──────── Supplied data

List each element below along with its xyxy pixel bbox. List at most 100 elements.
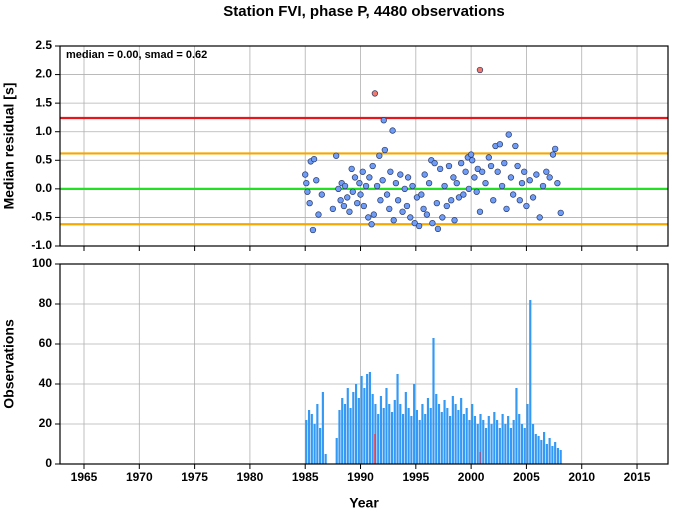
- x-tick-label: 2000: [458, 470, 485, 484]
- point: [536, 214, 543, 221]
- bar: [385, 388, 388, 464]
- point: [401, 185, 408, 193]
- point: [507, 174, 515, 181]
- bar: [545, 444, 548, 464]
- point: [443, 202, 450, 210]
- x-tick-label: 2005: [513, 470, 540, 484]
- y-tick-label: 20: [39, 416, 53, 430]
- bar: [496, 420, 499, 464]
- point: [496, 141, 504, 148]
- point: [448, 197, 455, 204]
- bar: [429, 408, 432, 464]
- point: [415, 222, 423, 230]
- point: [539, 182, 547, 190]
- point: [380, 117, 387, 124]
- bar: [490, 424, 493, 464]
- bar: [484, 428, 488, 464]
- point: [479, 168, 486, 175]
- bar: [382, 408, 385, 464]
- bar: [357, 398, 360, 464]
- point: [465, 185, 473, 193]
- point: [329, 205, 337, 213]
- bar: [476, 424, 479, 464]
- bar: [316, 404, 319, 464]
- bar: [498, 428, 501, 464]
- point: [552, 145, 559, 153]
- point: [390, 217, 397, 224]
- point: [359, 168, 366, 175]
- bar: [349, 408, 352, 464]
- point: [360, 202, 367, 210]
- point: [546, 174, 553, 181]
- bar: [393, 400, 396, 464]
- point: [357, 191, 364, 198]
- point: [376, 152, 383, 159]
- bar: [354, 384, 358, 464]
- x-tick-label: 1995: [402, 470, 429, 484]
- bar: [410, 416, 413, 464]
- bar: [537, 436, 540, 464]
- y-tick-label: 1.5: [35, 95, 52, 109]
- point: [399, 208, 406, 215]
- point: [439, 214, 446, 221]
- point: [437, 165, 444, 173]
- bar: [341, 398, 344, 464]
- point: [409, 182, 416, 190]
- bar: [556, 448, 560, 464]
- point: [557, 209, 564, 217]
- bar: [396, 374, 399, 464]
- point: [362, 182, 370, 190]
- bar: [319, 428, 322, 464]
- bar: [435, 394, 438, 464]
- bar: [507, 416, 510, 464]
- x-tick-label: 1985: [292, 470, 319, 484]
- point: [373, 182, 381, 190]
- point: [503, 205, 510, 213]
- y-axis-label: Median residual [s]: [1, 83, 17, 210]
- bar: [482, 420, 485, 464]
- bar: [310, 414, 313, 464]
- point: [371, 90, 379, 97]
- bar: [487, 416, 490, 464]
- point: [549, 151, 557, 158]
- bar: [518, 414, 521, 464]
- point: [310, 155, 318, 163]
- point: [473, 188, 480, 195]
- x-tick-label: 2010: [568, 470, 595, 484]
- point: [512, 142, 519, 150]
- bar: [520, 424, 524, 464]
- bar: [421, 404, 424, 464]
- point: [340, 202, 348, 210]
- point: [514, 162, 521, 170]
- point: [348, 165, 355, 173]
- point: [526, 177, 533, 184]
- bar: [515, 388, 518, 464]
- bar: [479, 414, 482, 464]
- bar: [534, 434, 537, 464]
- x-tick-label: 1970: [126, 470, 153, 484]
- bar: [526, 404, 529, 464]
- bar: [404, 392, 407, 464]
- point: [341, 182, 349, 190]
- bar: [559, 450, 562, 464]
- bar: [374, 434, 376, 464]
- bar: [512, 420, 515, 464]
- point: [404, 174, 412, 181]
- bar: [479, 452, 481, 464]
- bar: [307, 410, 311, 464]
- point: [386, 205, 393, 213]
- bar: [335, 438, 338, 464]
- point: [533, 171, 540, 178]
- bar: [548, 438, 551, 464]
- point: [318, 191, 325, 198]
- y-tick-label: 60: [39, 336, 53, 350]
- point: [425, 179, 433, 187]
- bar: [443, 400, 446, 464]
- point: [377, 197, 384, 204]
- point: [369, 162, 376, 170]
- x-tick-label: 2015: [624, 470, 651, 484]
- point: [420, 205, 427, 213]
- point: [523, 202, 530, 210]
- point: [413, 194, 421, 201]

────────────────

### Do this
Extract each line of the material above that contains the string "bbox". Case counts.

### Full output
List each element below along with its xyxy pixel bbox. List at most 100 elements.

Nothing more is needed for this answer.